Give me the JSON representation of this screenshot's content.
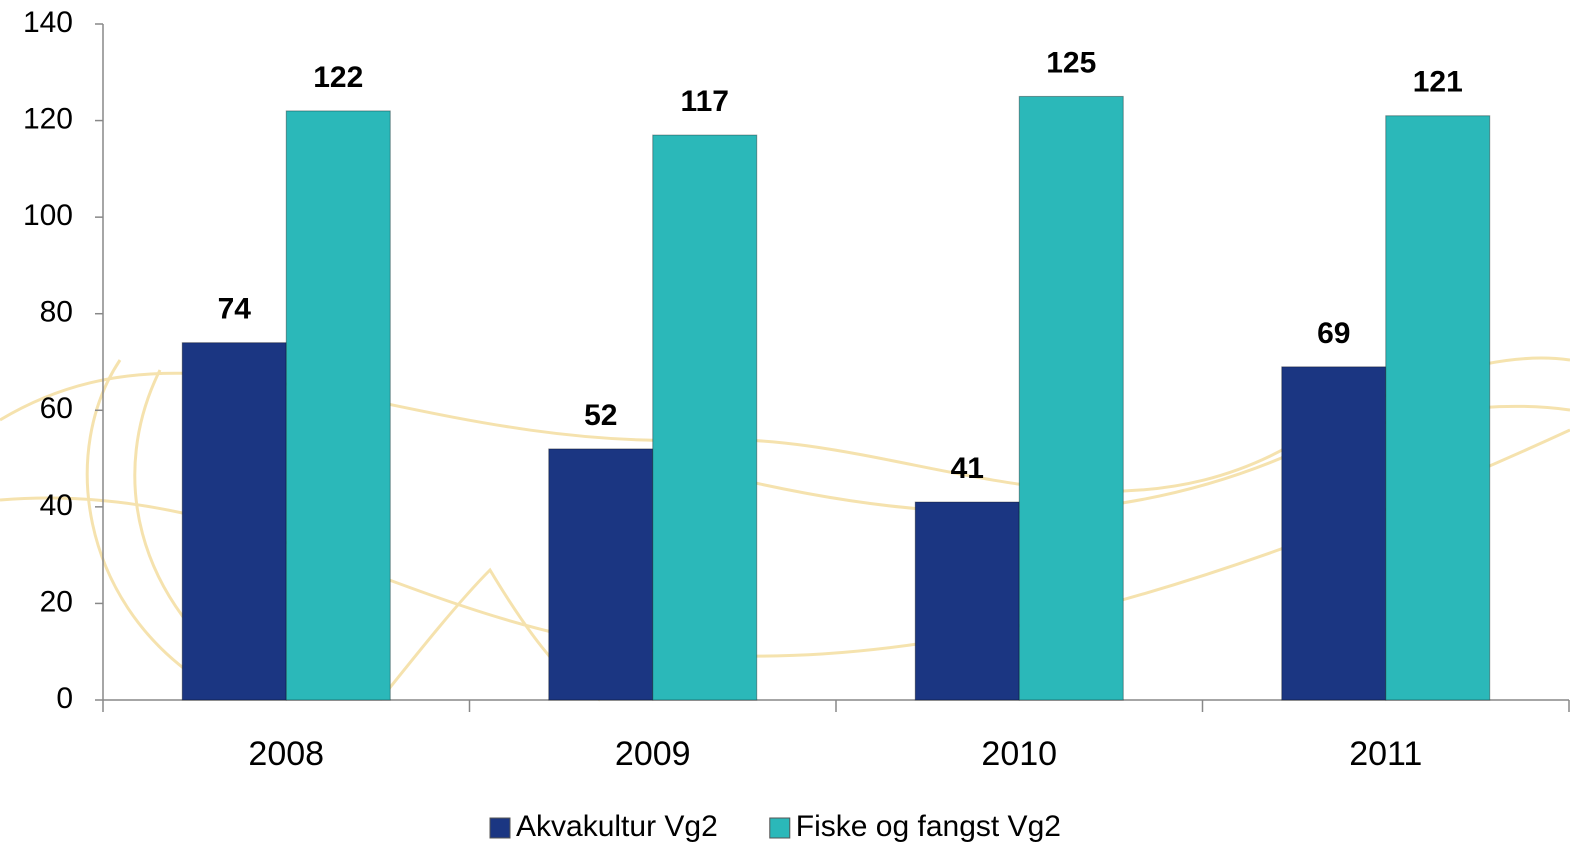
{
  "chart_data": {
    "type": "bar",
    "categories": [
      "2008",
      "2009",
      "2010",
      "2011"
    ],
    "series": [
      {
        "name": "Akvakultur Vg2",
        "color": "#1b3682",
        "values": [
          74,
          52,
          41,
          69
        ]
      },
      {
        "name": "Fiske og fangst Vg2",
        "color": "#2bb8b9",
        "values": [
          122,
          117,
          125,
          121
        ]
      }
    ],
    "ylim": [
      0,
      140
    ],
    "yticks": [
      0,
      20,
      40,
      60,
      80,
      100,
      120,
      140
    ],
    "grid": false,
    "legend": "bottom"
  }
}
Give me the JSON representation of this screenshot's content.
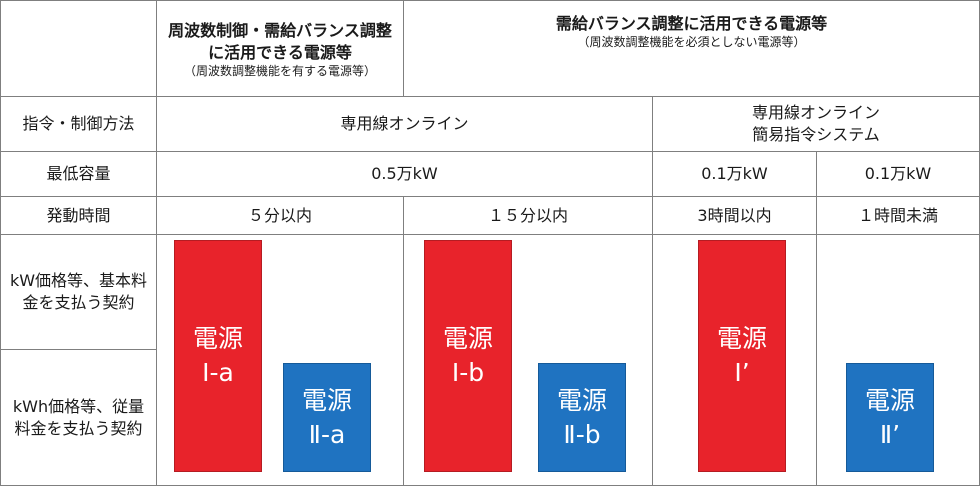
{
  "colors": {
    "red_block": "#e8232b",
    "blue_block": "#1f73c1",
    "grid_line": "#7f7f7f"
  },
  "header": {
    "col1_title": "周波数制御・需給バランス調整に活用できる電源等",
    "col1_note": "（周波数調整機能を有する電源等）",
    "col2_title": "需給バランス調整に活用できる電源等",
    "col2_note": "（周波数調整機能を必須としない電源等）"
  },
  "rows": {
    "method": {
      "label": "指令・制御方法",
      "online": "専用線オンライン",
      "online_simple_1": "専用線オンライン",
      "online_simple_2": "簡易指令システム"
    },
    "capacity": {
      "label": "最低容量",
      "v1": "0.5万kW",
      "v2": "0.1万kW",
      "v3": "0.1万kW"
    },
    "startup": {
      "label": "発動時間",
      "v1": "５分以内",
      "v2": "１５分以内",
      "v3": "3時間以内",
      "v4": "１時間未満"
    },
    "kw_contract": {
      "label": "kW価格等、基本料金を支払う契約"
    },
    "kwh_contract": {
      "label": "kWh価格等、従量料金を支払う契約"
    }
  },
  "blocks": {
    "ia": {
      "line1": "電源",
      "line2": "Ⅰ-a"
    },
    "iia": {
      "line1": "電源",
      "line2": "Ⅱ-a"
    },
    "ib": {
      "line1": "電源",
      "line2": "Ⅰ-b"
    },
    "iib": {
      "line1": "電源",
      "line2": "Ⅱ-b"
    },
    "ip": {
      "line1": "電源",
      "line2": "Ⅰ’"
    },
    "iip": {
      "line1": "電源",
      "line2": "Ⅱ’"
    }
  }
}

[To be done]: Nothing but the pictures may be dropped; output the records above exactly.

[Complete response]:
Give me the JSON representation of this screenshot's content.
{
  "chart_data": {
    "type": "bar",
    "categories": [
      "2008",
      "2009",
      "2010",
      "2011"
    ],
    "series": [
      {
        "name": "Akvakultur Vg2",
        "color": "#1b3682",
        "values": [
          74,
          52,
          41,
          69
        ]
      },
      {
        "name": "Fiske og fangst Vg2",
        "color": "#2bb8b9",
        "values": [
          122,
          117,
          125,
          121
        ]
      }
    ],
    "ylim": [
      0,
      140
    ],
    "yticks": [
      0,
      20,
      40,
      60,
      80,
      100,
      120,
      140
    ],
    "grid": false,
    "legend": "bottom"
  }
}
Give me the JSON representation of this screenshot's content.
{
  "colors": {
    "red_block": "#e8232b",
    "blue_block": "#1f73c1",
    "grid_line": "#7f7f7f"
  },
  "header": {
    "col1_title": "周波数制御・需給バランス調整に活用できる電源等",
    "col1_note": "（周波数調整機能を有する電源等）",
    "col2_title": "需給バランス調整に活用できる電源等",
    "col2_note": "（周波数調整機能を必須としない電源等）"
  },
  "rows": {
    "method": {
      "label": "指令・制御方法",
      "online": "専用線オンライン",
      "online_simple_1": "専用線オンライン",
      "online_simple_2": "簡易指令システム"
    },
    "capacity": {
      "label": "最低容量",
      "v1": "0.5万kW",
      "v2": "0.1万kW",
      "v3": "0.1万kW"
    },
    "startup": {
      "label": "発動時間",
      "v1": "５分以内",
      "v2": "１５分以内",
      "v3": "3時間以内",
      "v4": "１時間未満"
    },
    "kw_contract": {
      "label": "kW価格等、基本料金を支払う契約"
    },
    "kwh_contract": {
      "label": "kWh価格等、従量料金を支払う契約"
    }
  },
  "blocks": {
    "ia": {
      "line1": "電源",
      "line2": "Ⅰ-a"
    },
    "iia": {
      "line1": "電源",
      "line2": "Ⅱ-a"
    },
    "ib": {
      "line1": "電源",
      "line2": "Ⅰ-b"
    },
    "iib": {
      "line1": "電源",
      "line2": "Ⅱ-b"
    },
    "ip": {
      "line1": "電源",
      "line2": "Ⅰ’"
    },
    "iip": {
      "line1": "電源",
      "line2": "Ⅱ’"
    }
  }
}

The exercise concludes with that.